WHAT TO PRODUCE = Please pull out every line that includes the string "Labuschagne".

— START OF GIVEN INFORMATION —

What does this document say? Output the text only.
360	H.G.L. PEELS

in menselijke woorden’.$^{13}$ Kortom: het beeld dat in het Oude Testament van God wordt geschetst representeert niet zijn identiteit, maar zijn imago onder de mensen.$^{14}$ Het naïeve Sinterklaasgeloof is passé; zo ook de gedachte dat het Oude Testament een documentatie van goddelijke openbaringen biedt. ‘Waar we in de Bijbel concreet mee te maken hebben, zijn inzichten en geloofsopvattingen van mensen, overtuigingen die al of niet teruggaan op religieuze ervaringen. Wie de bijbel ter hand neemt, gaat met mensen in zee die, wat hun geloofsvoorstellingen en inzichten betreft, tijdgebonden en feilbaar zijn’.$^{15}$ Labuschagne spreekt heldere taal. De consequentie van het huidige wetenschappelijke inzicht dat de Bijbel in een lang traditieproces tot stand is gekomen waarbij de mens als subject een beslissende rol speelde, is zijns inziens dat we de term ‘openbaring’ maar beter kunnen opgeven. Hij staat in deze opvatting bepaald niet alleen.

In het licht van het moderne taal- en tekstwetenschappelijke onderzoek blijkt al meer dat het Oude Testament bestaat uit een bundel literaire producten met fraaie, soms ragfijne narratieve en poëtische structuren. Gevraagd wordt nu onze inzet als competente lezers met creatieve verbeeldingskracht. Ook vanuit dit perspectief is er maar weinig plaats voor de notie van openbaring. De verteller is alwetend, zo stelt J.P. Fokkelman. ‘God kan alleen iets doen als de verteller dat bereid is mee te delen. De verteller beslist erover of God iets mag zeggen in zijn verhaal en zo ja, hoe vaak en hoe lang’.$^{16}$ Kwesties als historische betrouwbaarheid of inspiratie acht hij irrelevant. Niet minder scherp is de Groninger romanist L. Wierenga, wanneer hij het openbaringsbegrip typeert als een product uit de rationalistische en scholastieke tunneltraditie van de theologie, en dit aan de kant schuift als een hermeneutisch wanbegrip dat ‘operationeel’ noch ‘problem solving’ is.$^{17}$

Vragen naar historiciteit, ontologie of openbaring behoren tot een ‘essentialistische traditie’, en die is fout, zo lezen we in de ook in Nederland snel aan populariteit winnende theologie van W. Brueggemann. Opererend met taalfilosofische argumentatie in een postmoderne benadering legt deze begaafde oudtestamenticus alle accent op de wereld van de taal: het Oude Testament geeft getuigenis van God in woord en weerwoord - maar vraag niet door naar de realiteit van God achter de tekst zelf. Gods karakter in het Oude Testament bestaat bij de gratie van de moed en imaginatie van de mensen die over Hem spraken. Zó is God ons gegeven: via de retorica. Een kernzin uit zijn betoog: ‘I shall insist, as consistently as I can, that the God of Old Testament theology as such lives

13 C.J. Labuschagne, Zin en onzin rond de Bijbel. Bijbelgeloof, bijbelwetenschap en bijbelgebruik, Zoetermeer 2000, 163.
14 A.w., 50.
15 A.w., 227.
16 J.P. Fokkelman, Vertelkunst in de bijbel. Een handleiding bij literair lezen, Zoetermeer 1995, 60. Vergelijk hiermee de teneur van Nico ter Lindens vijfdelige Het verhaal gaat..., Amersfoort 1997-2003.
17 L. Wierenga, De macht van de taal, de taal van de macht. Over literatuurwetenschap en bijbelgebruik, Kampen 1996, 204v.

— END OF GIVEN INFORMATION —

OUTPUT OF THE TASK =
in menselijke woorden’.$^{13}$ Kortom: het beeld dat in het Oude Testament van God wordt geschetst representeert niet zijn identiteit, maar zijn imago onder de mensen.$^{14}$ Het naïeve Sinterklaasgeloof is passé; zo ook de gedachte dat het Oude Testament een documentatie van goddelijke openbaringen biedt. ‘Waar we in de Bijbel concreet mee te maken hebben, zijn inzichten en geloofsopvattingen van mensen, overtuigingen die al of niet teruggaan op religieuze ervaringen. Wie de bijbel ter hand neemt, gaat met mensen in zee die, wat hun geloofsvoorstellingen en inzichten betreft, tijdgebonden en feilbaar zijn’.$^{15}$ Labuschagne spreekt heldere taal. De consequentie van het huidige wetenschappelijke inzicht dat de Bijbel in een lang traditieproces tot stand is gekomen waarbij de mens als subject een beslissende rol speelde, is zijns inziens dat we de term ‘openbaring’ maar beter kunnen opgeven. Hij staat in deze opvatting bepaald niet alleen.
13 C.J. Labuschagne, Zin en onzin rond de Bijbel. Bijbelgeloof, bijbelwetenschap en bijbelgebruik, Zoetermeer 2000, 163.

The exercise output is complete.